Reproduce all of the material exactly as shown.
--- START ---
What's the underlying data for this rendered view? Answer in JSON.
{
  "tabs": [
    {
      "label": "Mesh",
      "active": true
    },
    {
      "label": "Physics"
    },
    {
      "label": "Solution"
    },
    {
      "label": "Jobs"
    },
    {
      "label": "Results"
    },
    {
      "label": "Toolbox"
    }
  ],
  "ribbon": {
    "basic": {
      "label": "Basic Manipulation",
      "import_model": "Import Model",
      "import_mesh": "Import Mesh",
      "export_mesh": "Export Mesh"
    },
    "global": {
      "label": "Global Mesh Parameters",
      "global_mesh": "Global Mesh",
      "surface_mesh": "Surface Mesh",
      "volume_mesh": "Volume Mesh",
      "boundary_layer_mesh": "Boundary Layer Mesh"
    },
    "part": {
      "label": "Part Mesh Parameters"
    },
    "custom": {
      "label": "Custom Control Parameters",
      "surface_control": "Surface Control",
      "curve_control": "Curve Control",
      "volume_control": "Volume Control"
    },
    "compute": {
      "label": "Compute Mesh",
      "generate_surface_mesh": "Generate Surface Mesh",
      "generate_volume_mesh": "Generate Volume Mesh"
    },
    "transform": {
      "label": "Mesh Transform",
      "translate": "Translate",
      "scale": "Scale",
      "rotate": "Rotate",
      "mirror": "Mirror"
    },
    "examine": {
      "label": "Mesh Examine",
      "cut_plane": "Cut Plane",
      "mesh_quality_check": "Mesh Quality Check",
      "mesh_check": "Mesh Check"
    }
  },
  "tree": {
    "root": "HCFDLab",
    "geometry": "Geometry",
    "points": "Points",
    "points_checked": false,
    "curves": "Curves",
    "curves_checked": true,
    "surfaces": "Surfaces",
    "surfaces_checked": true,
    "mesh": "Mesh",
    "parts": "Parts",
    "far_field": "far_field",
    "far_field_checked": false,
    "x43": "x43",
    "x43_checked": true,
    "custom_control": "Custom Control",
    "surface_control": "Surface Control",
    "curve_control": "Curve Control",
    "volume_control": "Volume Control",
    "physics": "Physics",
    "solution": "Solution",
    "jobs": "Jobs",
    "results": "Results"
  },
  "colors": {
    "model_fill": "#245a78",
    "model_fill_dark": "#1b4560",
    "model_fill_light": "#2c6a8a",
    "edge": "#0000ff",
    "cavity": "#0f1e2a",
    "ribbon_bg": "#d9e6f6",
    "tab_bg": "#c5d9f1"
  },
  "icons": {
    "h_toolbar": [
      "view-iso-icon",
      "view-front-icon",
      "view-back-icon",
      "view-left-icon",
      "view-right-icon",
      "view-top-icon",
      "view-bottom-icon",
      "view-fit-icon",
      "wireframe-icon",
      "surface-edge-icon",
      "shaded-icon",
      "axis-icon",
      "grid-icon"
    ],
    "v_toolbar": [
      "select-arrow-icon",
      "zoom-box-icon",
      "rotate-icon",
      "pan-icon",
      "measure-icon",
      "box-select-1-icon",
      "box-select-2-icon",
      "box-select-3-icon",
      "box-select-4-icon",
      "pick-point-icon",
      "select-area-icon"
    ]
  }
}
--- END ---
Answer to the problem
What's the underlying data for this rendered view? Answer in JSON.
{
  "tabs": [
    {
      "label": "Mesh",
      "active": true
    },
    {
      "label": "Physics"
    },
    {
      "label": "Solution"
    },
    {
      "label": "Jobs"
    },
    {
      "label": "Results"
    },
    {
      "label": "Toolbox"
    }
  ],
  "ribbon": {
    "basic": {
      "label": "Basic Manipulation",
      "import_model": "Import Model",
      "import_mesh": "Import Mesh",
      "export_mesh": "Export Mesh"
    },
    "global": {
      "label": "Global Mesh Parameters",
      "global_mesh": "Global Mesh",
      "surface_mesh": "Surface Mesh",
      "volume_mesh": "Volume Mesh",
      "boundary_layer_mesh": "Boundary Layer Mesh"
    },
    "part": {
      "label": "Part Mesh Parameters"
    },
    "custom": {
      "label": "Custom Control Parameters",
      "surface_control": "Surface Control",
      "curve_control": "Curve Control",
      "volume_control": "Volume Control"
    },
    "compute": {
      "label": "Compute Mesh",
      "generate_surface_mesh": "Generate Surface Mesh",
      "generate_volume_mesh": "Generate Volume Mesh"
    },
    "transform": {
      "label": "Mesh Transform",
      "translate": "Translate",
      "scale": "Scale",
      "rotate": "Rotate",
      "mirror": "Mirror"
    },
    "examine": {
      "label": "Mesh Examine",
      "cut_plane": "Cut Plane",
      "mesh_quality_check": "Mesh Quality Check",
      "mesh_check": "Mesh Check"
    }
  },
  "tree": {
    "root": "HCFDLab",
    "geometry": "Geometry",
    "points": "Points",
    "points_checked": false,
    "curves": "Curves",
    "curves_checked": true,
    "surfaces": "Surfaces",
    "surfaces_checked": true,
    "mesh": "Mesh",
    "parts": "Parts",
    "far_field": "far_field",
    "far_field_checked": false,
    "x43": "x43",
    "x43_checked": true,
    "custom_control": "Custom Control",
    "surface_control": "Surface Control",
    "curve_control": "Curve Control",
    "volume_control": "Volume Control",
    "physics": "Physics",
    "solution": "Solution",
    "jobs": "Jobs",
    "results": "Results"
  },
  "colors": {
    "model_fill": "#245a78",
    "model_fill_dark": "#1b4560",
    "model_fill_light": "#2c6a8a",
    "edge": "#0000ff",
    "cavity": "#0f1e2a",
    "ribbon_bg": "#d9e6f6",
    "tab_bg": "#c5d9f1"
  },
  "icons": {
    "h_toolbar": [
      "view-iso-icon",
      "view-front-icon",
      "view-back-icon",
      "view-left-icon",
      "view-right-icon",
      "view-top-icon",
      "view-bottom-icon",
      "view-fit-icon",
      "wireframe-icon",
      "surface-edge-icon",
      "shaded-icon",
      "axis-icon",
      "grid-icon"
    ],
    "v_toolbar": [
      "select-arrow-icon",
      "zoom-box-icon",
      "rotate-icon",
      "pan-icon",
      "measure-icon",
      "box-select-1-icon",
      "box-select-2-icon",
      "box-select-3-icon",
      "box-select-4-icon",
      "pick-point-icon",
      "select-area-icon"
    ]
  }
}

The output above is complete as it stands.